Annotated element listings

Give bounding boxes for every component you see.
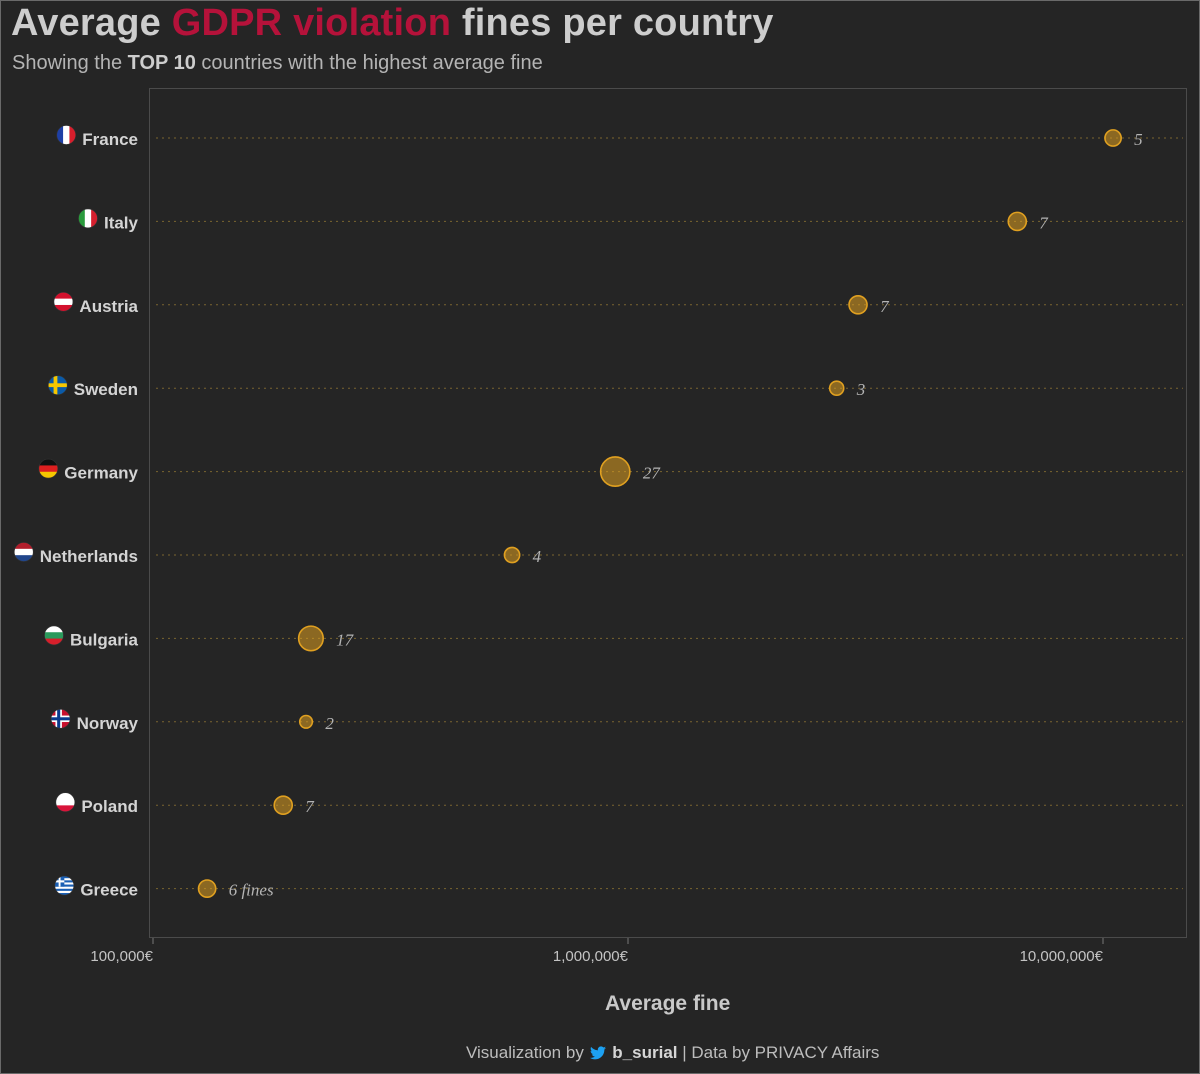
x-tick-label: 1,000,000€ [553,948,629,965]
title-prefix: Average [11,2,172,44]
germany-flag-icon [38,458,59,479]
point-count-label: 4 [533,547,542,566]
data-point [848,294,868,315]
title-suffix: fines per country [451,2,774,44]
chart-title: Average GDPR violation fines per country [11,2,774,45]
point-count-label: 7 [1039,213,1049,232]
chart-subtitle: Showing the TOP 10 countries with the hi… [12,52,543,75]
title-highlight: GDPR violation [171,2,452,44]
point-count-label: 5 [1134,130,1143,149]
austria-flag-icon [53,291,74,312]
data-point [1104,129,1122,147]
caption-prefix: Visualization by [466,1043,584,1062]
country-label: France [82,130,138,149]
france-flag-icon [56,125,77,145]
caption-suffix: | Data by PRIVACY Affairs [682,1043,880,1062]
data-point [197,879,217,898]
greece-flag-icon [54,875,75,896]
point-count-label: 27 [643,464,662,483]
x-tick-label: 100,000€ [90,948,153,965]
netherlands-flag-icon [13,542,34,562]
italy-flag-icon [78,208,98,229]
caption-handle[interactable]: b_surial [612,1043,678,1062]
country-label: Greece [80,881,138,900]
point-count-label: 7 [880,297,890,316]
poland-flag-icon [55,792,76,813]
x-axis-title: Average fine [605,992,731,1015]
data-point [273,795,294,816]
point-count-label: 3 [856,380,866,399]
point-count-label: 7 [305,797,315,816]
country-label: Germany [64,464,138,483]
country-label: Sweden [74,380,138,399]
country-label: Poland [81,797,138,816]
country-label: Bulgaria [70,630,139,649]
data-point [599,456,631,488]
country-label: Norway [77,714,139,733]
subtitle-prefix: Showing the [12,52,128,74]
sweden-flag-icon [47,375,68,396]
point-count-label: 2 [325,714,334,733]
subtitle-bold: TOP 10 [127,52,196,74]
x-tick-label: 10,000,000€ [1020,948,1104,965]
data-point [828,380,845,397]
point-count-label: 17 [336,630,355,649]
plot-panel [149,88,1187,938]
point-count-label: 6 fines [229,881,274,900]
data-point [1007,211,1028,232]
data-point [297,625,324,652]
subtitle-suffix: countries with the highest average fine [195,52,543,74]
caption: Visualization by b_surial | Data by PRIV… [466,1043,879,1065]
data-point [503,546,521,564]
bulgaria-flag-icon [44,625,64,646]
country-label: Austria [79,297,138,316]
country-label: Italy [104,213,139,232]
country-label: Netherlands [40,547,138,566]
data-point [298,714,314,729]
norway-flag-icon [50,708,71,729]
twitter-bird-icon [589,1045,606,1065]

=== Given instruction ===
Give the lines from the one containing "x-tick-label: 1,000,000€ [553,948,629,965]" through the one containing "france-flag-icon [56,125,77,145]", both included, as a Markdown table with the columns Row and Line. Skip any blank lines.

=== Answer for this exercise ===
| Row | Line |
|---|---|
| 1 | x-tick-label: 1,000,000€ [553,948,629,965] |
| 2 | title-prefix: Average [11,2,172,44] |
| 3 | germany-flag-icon [38,458,59,479] |
| 4 | point-count-label: 4 [533,547,542,566] |
| 5 | data-point [848,294,868,315] |
| 6 | title-suffix: fines per country [451,2,774,44] |
| 7 | chart-title: Average GDPR violation fines per country [11,2,774,45] |
| 8 | point-count-label: 7 [1039,213,1049,232] |
| 9 | chart-subtitle: Showing the TOP 10 countries with the hi… [12,52,543,75] |
| 10 | title-highlight: GDPR violation [171,2,452,44] |
| 11 | point-count-label: 5 [1134,130,1143,149] |
| 12 | austria-flag-icon [53,291,74,312] |
| 13 | data-point [1104,129,1122,147] |
| 14 | caption-prefix: Visualization by [466,1043,584,1062] |
| 15 | country-label: France [82,130,138,149] |
| 16 | france-flag-icon [56,125,77,145] |